- **Problem**:
Please write out the entries again, from the line with "text-line: tilinpäätös hyväksyttiin." to the line with "meeting-date-label: Kokouspäivämäärä xyxy=(534,28,689,48)", replacing "Kokouspäivämäärä" with "Päivämäärä" and keeping everything else unchanged.

Saved entries
-- Begin --

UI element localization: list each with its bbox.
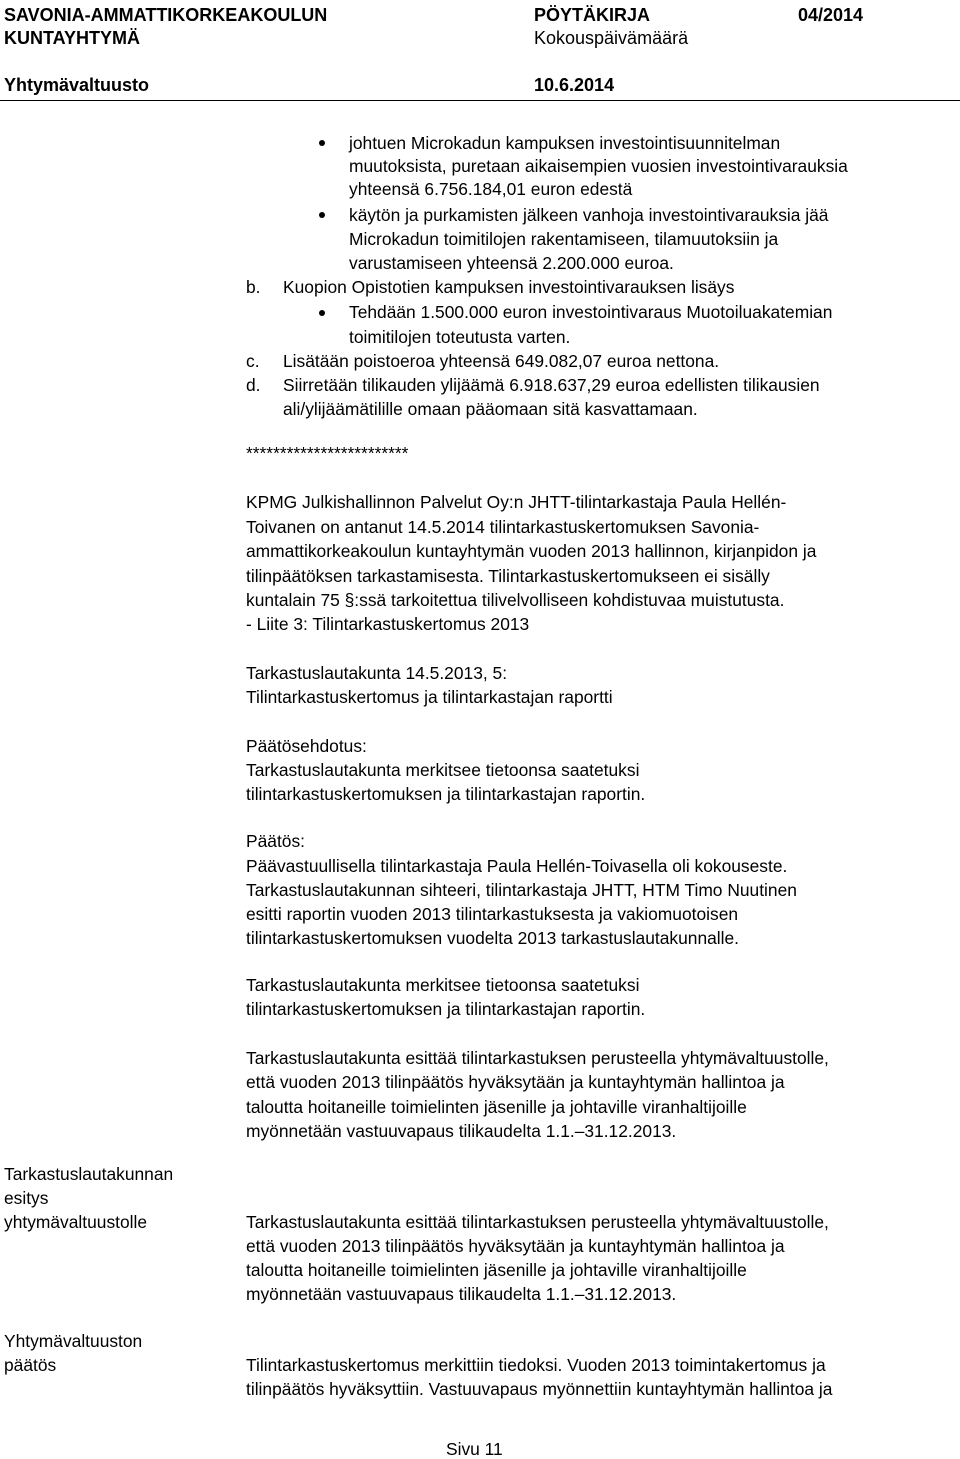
text-line: tilinpäätös hyväksyttiin. Vastuuvapaus myönnettiin kuntayhtymän hallintoa ja xyxy=(246,1379,833,1399)
meeting-date: 10.6.2014 xyxy=(534,75,615,95)
organization-subname: KUNTAYHTYMÄ xyxy=(4,28,141,48)
audit-committee-heading: Tarkastuslautakunta 14.5.2013, 5: xyxy=(246,663,508,683)
text-line: tilintarkastuskertomuksen ja tilintarkastajan raportin. xyxy=(246,784,646,804)
header-divider xyxy=(0,100,960,101)
text-line: KPMG Julkishallinnon Palvelut Oy:n JHTT-tilintarkastaja Paula Hellén- xyxy=(246,492,787,512)
meeting-date-label: Kokouspäivämäärä xyxy=(534,28,689,48)
side-label: esitys xyxy=(4,1188,49,1208)
list-item-c: Lisätään poistoeroa yhteensä 649.082,07 euroa nettona. xyxy=(283,351,720,371)
text-line: Toivanen on antanut 14.5.2014 tilintarkastuskertomuksen Savonia- xyxy=(246,517,760,537)
proposal-label: Päätösehdotus: xyxy=(246,736,367,756)
text-line: myönnetään vastuuvapaus tilikaudelta 1.1.–31.12.2013. xyxy=(246,1121,677,1141)
document-number: 04/2014 xyxy=(798,5,864,25)
text-line: Tarkastuslautakunnan sihteeri, tilintarkastaja JHTT, HTM Timo Nuutinen xyxy=(246,880,797,900)
text-line: Tehdään 1.500.000 euron investointivaraus Muotoiluakatemian xyxy=(349,302,833,322)
side-label: päätös xyxy=(4,1355,57,1375)
text-line: Tarkastuslautakunta esittää tilintarkastuksen perusteella yhtymävaltuustolle, xyxy=(246,1212,829,1232)
bullet-icon xyxy=(319,140,325,146)
text-line: kuntalain 75 §:ssä tarkoitettua tilivelvolliseen kohdistuvaa muistutusta. xyxy=(246,590,785,610)
text-line: toimitilojen toteutusta varten. xyxy=(349,327,571,347)
text-line: taloutta hoitaneille toimielinten jäsenille ja johtaville viranhaltijoille xyxy=(246,1260,747,1280)
document-type: PÖYTÄKIRJA xyxy=(534,5,651,25)
decision-label: Päätös: xyxy=(246,831,305,851)
page-number: Sivu 11 xyxy=(446,1439,503,1459)
text-line: käytön ja purkamisten jälkeen vanhoja investointivarauksia jää xyxy=(349,205,829,225)
organization-name: SAVONIA-AMMATTIKORKEAKOULUN xyxy=(4,5,328,25)
side-label: Tarkastuslautakunnan xyxy=(4,1164,174,1184)
text-line: Tarkastuslautakunta merkitsee tietoonsa saatetuksi xyxy=(246,760,640,780)
text-line: tilinpäätöksen tarkastamisesta. Tilintarkastuskertomukseen ei sisälly xyxy=(246,566,770,586)
list-item-d: Siirretään tilikauden ylijäämä 6.918.637,29 euroa edellisten tilikausien xyxy=(283,375,820,395)
separator: ************************ xyxy=(246,443,409,463)
text-line: varustamiseen yhteensä 2.200.000 euroa. xyxy=(349,253,674,273)
body-name: Yhtymävaltuusto xyxy=(4,75,150,95)
text-line: muutoksista, puretaan aikaisempien vuosien investointivarauksia xyxy=(349,156,848,176)
text-line: tilintarkastuskertomuksen vuodelta 2013 tarkastuslautakunnalle. xyxy=(246,928,740,948)
text-line: yhteensä 6.756.184,01 euron edestä xyxy=(349,179,633,199)
list-item-b: Kuopion Opistotien kampuksen investointivarauksen lisäys xyxy=(283,277,735,297)
text-line: että vuoden 2013 tilinpäätös hyväksytään ja kuntayhtymän hallintoa ja xyxy=(246,1072,785,1092)
text-line: että vuoden 2013 tilinpäätös hyväksytään ja kuntayhtymän hallintoa ja xyxy=(246,1236,785,1256)
text-line: ali/ylijäämätilille omaan pääomaan sitä kasvattamaan. xyxy=(283,399,698,419)
list-letter-b: b. xyxy=(246,277,261,297)
side-label: yhtymävaltuustolle xyxy=(4,1212,148,1232)
text-line: Tarkastuslautakunta merkitsee tietoonsa saatetuksi xyxy=(246,975,640,995)
bullet-icon xyxy=(319,310,325,316)
text-line: myönnetään vastuuvapaus tilikaudelta 1.1.–31.12.2013. xyxy=(246,1284,677,1304)
text-line: tilintarkastuskertomuksen ja tilintarkastajan raportin. xyxy=(246,999,646,1019)
list-letter-d: d. xyxy=(246,375,261,395)
bullet-icon xyxy=(319,212,325,218)
list-letter-c: c. xyxy=(246,351,260,371)
text-line: Tilintarkastuskertomus merkittiin tiedoksi. Vuoden 2013 toimintakertomus ja xyxy=(246,1355,826,1375)
audit-committee-subject: Tilintarkastuskertomus ja tilintarkastajan raportti xyxy=(246,687,613,707)
text-line: Päävastuullisella tilintarkastaja Paula Hellén-Toivasella oli kokouseste. xyxy=(246,856,788,876)
attachment-reference: - Liite 3: Tilintarkastuskertomus 2013 xyxy=(246,614,530,634)
text-line: johtuen Microkadun kampuksen investointisuunnitelman xyxy=(349,133,781,153)
side-label: Yhtymävaltuuston xyxy=(4,1331,143,1351)
text-line: taloutta hoitaneille toimielinten jäsenille ja johtaville viranhaltijoille xyxy=(246,1097,747,1117)
text-line: esitti raportin vuoden 2013 tilintarkastuksesta ja vakiomuotoisen xyxy=(246,904,739,924)
text-line: Microkadun toimitilojen rakentamiseen, tilamuutoksiin ja xyxy=(349,229,779,249)
text-line: Tarkastuslautakunta esittää tilintarkastuksen perusteella yhtymävaltuustolle, xyxy=(246,1048,829,1068)
text-line: ammattikorkeakoulun kuntayhtymän vuoden 2013 hallinnon, kirjanpidon ja xyxy=(246,541,817,561)
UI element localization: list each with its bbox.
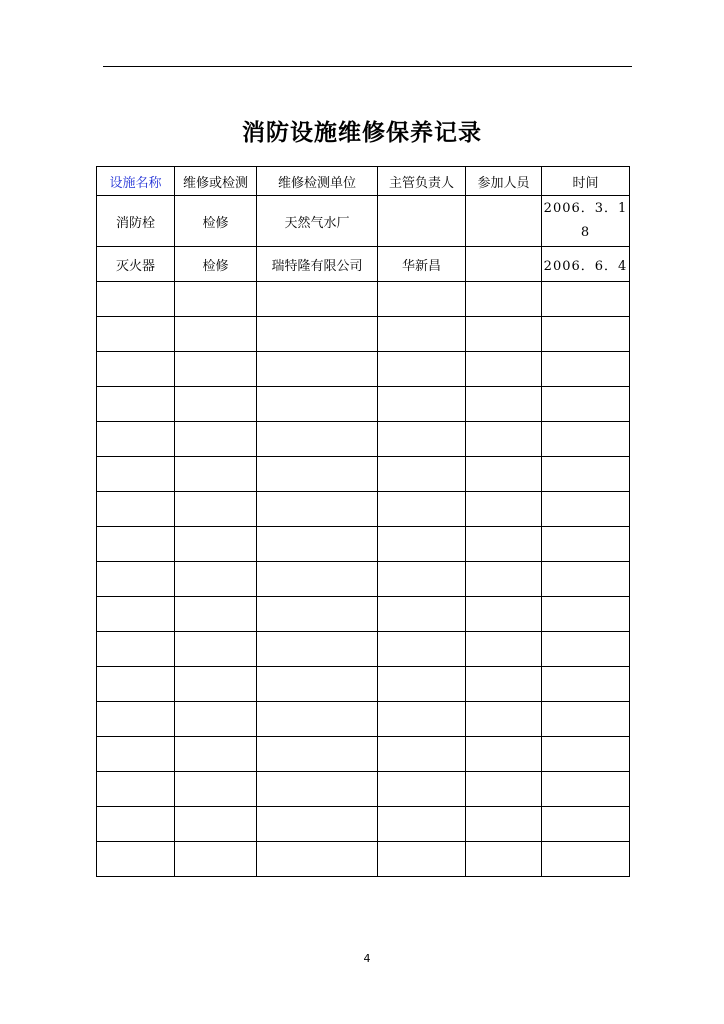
empty-cell	[466, 282, 542, 317]
empty-cell	[542, 492, 630, 527]
header-rule	[103, 66, 632, 67]
empty-cell	[97, 457, 175, 492]
empty-cell	[175, 842, 257, 877]
cell-service-unit: 天然气水厂	[257, 196, 378, 247]
empty-cell	[97, 562, 175, 597]
empty-cell	[97, 737, 175, 772]
empty-cell	[378, 842, 466, 877]
empty-cell	[542, 632, 630, 667]
empty-cell	[175, 667, 257, 702]
empty-cell	[175, 317, 257, 352]
empty-cell	[542, 282, 630, 317]
empty-cell	[542, 562, 630, 597]
table-row-empty	[97, 737, 630, 772]
cell-time-text: 2006．3．18	[543, 201, 628, 240]
empty-cell	[257, 457, 378, 492]
table-header-row	[97, 167, 630, 196]
empty-cell	[175, 457, 257, 492]
empty-cell	[257, 282, 378, 317]
empty-cell	[257, 597, 378, 632]
empty-cell	[175, 737, 257, 772]
empty-cell	[257, 387, 378, 422]
empty-cell	[466, 422, 542, 457]
cell-time	[542, 196, 630, 247]
empty-cell	[257, 492, 378, 527]
table-row	[97, 247, 630, 282]
empty-cell	[97, 702, 175, 737]
empty-cell	[542, 807, 630, 842]
empty-cell	[378, 632, 466, 667]
empty-cell	[175, 632, 257, 667]
empty-cell	[97, 282, 175, 317]
cell-participants	[466, 196, 542, 247]
empty-cell	[542, 667, 630, 702]
empty-cell	[378, 422, 466, 457]
empty-cell	[257, 667, 378, 702]
empty-cell	[257, 352, 378, 387]
empty-cell	[378, 317, 466, 352]
maintenance-record-table	[96, 166, 630, 877]
empty-cell	[257, 317, 378, 352]
empty-cell	[378, 772, 466, 807]
empty-cell	[97, 772, 175, 807]
empty-cell	[257, 842, 378, 877]
empty-cell	[175, 282, 257, 317]
empty-cell	[378, 527, 466, 562]
empty-cell	[466, 352, 542, 387]
empty-cell	[378, 702, 466, 737]
cell-repair-or-inspection: 检修	[175, 247, 257, 282]
empty-cell	[257, 632, 378, 667]
empty-cell	[175, 352, 257, 387]
empty-cell	[466, 492, 542, 527]
empty-cell	[175, 387, 257, 422]
cell-supervisor	[378, 196, 466, 247]
empty-cell	[542, 527, 630, 562]
empty-cell	[466, 702, 542, 737]
empty-cell	[466, 597, 542, 632]
empty-cell	[466, 527, 542, 562]
table-row-empty	[97, 527, 630, 562]
empty-cell	[542, 842, 630, 877]
table-row-empty	[97, 457, 630, 492]
empty-cell	[97, 352, 175, 387]
blank-rows	[97, 282, 630, 877]
empty-cell	[175, 772, 257, 807]
document-title: 消防设施维修保养记录	[242, 120, 482, 146]
empty-cell	[97, 527, 175, 562]
empty-cell	[175, 807, 257, 842]
table-row-empty	[97, 562, 630, 597]
empty-cell	[542, 352, 630, 387]
empty-cell	[97, 842, 175, 877]
header-participants: 参加人员	[466, 167, 542, 196]
empty-cell	[466, 842, 542, 877]
empty-cell	[97, 492, 175, 527]
page-number: 4	[363, 952, 371, 965]
empty-cell	[257, 807, 378, 842]
empty-cell	[378, 562, 466, 597]
header-service-unit: 维修检测单位	[257, 167, 378, 196]
table-row-empty	[97, 317, 630, 352]
empty-cell	[466, 632, 542, 667]
empty-cell	[97, 597, 175, 632]
empty-cell	[378, 597, 466, 632]
empty-cell	[542, 422, 630, 457]
empty-cell	[542, 597, 630, 632]
empty-cell	[97, 422, 175, 457]
table-row-empty	[97, 387, 630, 422]
empty-cell	[542, 772, 630, 807]
empty-cell	[466, 317, 542, 352]
empty-cell	[97, 632, 175, 667]
empty-cell	[97, 667, 175, 702]
empty-cell	[378, 492, 466, 527]
header-time: 时间	[542, 167, 630, 196]
empty-cell	[175, 597, 257, 632]
table-row-empty	[97, 667, 630, 702]
header-supervisor: 主管负责人	[378, 167, 466, 196]
empty-cell	[257, 562, 378, 597]
empty-cell	[542, 387, 630, 422]
table-row	[97, 196, 630, 247]
empty-cell	[97, 807, 175, 842]
cell-supervisor: 华新昌	[378, 247, 466, 282]
table-row-empty	[97, 772, 630, 807]
table-row-empty	[97, 702, 630, 737]
empty-cell	[378, 352, 466, 387]
empty-cell	[175, 527, 257, 562]
empty-cell	[466, 772, 542, 807]
empty-cell	[257, 422, 378, 457]
table-row-empty	[97, 632, 630, 667]
cell-service-unit: 瑞特隆有限公司	[257, 247, 378, 282]
empty-cell	[175, 562, 257, 597]
empty-cell	[175, 422, 257, 457]
empty-cell	[378, 667, 466, 702]
table-row-empty	[97, 597, 630, 632]
empty-cell	[257, 527, 378, 562]
empty-cell	[466, 807, 542, 842]
empty-cell	[257, 737, 378, 772]
empty-cell	[378, 807, 466, 842]
table-row-empty	[97, 842, 630, 877]
empty-cell	[175, 702, 257, 737]
table-row-empty	[97, 807, 630, 842]
empty-cell	[466, 387, 542, 422]
cell-time: 2006．6．4	[542, 247, 630, 282]
empty-cell	[378, 457, 466, 492]
empty-cell	[542, 457, 630, 492]
empty-cell	[542, 737, 630, 772]
table-row-empty	[97, 422, 630, 457]
table-row-empty	[97, 492, 630, 527]
empty-cell	[97, 317, 175, 352]
empty-cell	[542, 702, 630, 737]
empty-cell	[466, 457, 542, 492]
header-facility-name: 设施名称	[97, 167, 175, 196]
table-row-empty	[97, 352, 630, 387]
empty-cell	[378, 737, 466, 772]
empty-cell	[97, 387, 175, 422]
table-row-empty	[97, 282, 630, 317]
cell-facility-name: 灭火器	[97, 247, 175, 282]
empty-cell	[378, 282, 466, 317]
empty-cell	[466, 737, 542, 772]
empty-cell	[466, 562, 542, 597]
empty-cell	[378, 387, 466, 422]
empty-cell	[466, 667, 542, 702]
empty-cell	[542, 317, 630, 352]
cell-participants	[466, 247, 542, 282]
empty-cell	[257, 702, 378, 737]
empty-cell	[257, 772, 378, 807]
header-repair-or-inspection: 维修或检测	[175, 167, 257, 196]
cell-repair-or-inspection: 检修	[175, 196, 257, 247]
empty-cell	[175, 492, 257, 527]
cell-facility-name: 消防栓	[97, 196, 175, 247]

-- End --

- **Task answer**:
text-line: tilinpäätös hyväksyttiin. Vastuuvapaus myönnettiin kuntayhtymän hallintoa ja xyxy=(246,1379,833,1399)
meeting-date: 10.6.2014 xyxy=(534,75,615,95)
organization-subname: KUNTAYHTYMÄ xyxy=(4,28,141,48)
audit-committee-heading: Tarkastuslautakunta 14.5.2013, 5: xyxy=(246,663,508,683)
text-line: tilintarkastuskertomuksen ja tilintarkastajan raportin. xyxy=(246,784,646,804)
header-divider xyxy=(0,100,960,101)
text-line: KPMG Julkishallinnon Palvelut Oy:n JHTT-tilintarkastaja Paula Hellén- xyxy=(246,492,787,512)
meeting-date-label: Päivämäärä xyxy=(534,28,689,48)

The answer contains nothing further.